▶ [Job]
Give back exactly the lines from the one containing "Read this page and output its text content." through the end of the records, including both, and no others.

Extracted records:
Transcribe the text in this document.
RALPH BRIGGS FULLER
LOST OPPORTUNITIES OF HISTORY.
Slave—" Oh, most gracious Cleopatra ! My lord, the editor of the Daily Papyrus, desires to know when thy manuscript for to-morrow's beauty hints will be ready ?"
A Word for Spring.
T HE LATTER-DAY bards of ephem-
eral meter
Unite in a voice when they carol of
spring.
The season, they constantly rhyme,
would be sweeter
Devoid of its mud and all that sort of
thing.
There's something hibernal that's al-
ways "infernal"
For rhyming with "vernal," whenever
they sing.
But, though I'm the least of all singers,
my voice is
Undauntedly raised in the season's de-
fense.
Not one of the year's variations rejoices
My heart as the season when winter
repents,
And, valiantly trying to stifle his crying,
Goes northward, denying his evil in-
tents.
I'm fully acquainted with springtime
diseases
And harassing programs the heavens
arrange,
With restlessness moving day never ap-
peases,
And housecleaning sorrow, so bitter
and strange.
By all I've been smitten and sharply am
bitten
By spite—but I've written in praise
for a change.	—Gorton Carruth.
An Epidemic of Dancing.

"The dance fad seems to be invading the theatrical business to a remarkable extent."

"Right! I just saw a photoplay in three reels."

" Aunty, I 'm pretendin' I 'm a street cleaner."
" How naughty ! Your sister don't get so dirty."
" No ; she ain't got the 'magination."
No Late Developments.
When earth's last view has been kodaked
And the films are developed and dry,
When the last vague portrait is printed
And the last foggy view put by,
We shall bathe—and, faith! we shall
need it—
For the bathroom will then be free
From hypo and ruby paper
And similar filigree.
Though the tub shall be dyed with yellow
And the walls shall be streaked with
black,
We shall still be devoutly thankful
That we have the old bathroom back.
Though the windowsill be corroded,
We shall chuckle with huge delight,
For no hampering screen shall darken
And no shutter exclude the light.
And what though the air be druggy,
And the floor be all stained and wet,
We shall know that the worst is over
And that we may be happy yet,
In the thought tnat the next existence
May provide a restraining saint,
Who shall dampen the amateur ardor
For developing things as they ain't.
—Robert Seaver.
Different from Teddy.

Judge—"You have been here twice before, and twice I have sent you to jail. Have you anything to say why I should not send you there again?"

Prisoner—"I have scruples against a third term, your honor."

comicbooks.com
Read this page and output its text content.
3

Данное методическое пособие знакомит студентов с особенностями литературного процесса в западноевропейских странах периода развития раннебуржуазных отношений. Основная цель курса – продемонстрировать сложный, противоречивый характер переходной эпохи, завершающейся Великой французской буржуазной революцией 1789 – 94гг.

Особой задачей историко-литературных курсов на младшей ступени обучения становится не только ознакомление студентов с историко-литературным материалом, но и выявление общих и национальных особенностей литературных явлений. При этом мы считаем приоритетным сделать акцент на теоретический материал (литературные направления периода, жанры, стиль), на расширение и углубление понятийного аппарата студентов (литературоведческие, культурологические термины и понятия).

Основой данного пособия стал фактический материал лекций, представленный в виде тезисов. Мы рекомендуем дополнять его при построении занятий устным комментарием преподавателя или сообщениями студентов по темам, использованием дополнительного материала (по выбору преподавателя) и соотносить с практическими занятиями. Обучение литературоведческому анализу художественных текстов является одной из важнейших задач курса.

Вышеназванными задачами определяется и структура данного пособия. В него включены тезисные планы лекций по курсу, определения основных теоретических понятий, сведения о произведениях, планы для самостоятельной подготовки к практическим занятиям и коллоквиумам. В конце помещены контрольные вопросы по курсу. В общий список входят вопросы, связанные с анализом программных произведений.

▶ [Exercise answer]
Read this page and output its text content.
3

Данное методическое пособие знакомит студентов с особенностями литературного процесса в западноевропейских странах периода развития раннебуржуазных отношений. Основная цель курса – продемонстрировать сложный, противоречивый характер переходной эпохи, завершающейся Великой французской буржуазной революцией 1789 – 94гг.

Особой задачей историко-литературных курсов на младшей ступени обучения становится не только ознакомление студентов с историко-литературным материалом, но и выявление общих и национальных особенностей литературных явлений. При этом мы считаем приоритетным сделать акцент на теоретический материал (литературные направления периода, жанры, стиль), на расширение и углубление понятийного аппарата студентов (литературоведческие, культурологические термины и понятия).

Основой данного пособия стал фактический материал лекций, представленный в виде тезисов. Мы рекомендуем дополнять его при построении занятий устным комментарием преподавателя или сообщениями студентов по темам, использованием дополнительного материала (по выбору преподавателя) и соотносить с практическими занятиями. Обучение литературоведческому анализу художественных текстов является одной из важнейших задач курса.

Вышеназванными задачами определяется и структура данного пособия. В него включены тезисные планы лекций по курсу, определения основных теоретических понятий, сведения о произведениях, планы для самостоятельной подготовки к практическим занятиям и коллоквиумам. В конце помещены контрольные вопросы по курсу. В общий список входят вопросы, связанные с анализом программных произведений.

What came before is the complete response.